▸ What you will do
Show all lines of the listing that hold the word "การอ".

▸ Data for processing
:::::
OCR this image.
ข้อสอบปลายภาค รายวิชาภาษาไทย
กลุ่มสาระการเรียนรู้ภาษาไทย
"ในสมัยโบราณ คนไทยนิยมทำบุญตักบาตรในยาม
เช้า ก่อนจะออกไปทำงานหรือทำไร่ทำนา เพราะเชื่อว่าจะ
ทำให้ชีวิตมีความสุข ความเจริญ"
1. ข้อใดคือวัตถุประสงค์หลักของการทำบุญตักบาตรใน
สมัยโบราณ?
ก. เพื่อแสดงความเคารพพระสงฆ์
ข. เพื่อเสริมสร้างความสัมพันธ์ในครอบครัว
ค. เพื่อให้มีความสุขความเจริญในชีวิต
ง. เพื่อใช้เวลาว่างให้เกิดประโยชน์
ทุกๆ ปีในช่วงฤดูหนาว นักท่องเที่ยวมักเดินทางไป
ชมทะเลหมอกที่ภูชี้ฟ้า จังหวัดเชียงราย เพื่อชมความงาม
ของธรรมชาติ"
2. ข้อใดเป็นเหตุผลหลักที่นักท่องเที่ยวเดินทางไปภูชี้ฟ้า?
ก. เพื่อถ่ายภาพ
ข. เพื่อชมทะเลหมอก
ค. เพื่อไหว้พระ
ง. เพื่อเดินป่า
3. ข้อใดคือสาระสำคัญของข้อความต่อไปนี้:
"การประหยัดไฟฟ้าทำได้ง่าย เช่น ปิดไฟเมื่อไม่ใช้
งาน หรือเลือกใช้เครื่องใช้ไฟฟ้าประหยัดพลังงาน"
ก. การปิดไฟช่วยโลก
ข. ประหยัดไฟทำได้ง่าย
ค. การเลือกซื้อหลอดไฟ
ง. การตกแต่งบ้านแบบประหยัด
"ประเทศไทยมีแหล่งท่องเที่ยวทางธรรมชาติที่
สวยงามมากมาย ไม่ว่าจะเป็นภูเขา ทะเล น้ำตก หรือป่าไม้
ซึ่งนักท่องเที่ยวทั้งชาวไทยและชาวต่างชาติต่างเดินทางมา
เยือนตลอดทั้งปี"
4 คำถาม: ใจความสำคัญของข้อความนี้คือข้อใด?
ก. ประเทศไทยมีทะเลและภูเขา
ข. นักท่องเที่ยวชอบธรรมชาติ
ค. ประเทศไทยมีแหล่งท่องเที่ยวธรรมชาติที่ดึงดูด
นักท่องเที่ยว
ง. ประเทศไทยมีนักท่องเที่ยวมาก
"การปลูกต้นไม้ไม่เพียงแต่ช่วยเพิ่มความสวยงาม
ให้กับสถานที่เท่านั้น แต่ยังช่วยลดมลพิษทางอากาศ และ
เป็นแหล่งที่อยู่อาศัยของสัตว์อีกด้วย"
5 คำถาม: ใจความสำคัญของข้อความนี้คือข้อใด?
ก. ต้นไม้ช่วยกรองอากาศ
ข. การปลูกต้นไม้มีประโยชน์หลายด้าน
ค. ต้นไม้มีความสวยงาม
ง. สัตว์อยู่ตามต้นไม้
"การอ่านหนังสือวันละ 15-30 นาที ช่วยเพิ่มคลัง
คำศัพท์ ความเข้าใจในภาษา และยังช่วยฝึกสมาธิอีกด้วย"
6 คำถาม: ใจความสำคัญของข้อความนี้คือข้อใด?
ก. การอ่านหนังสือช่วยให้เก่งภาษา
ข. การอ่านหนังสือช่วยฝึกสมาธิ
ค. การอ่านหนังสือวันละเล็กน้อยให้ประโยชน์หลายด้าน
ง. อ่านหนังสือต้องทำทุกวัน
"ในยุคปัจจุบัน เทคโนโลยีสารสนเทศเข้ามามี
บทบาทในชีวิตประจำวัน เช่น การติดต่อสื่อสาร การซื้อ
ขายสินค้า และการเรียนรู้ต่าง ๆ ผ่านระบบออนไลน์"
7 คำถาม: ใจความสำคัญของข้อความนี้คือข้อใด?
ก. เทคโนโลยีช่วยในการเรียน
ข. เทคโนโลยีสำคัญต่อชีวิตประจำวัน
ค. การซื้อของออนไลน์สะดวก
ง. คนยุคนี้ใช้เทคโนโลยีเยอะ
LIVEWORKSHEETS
:::::
▸ Complete response
"การอ่านหนังสือวันละ 15-30 นาที ช่วยเพิ่มคลัง
ก. การอ่านหนังสือช่วยให้เก่งภาษา
ข. การอ่านหนังสือช่วยฝึกสมาธิ
ค. การอ่านหนังสือวันละเล็กน้อยให้ประโยชน์หลายด้าน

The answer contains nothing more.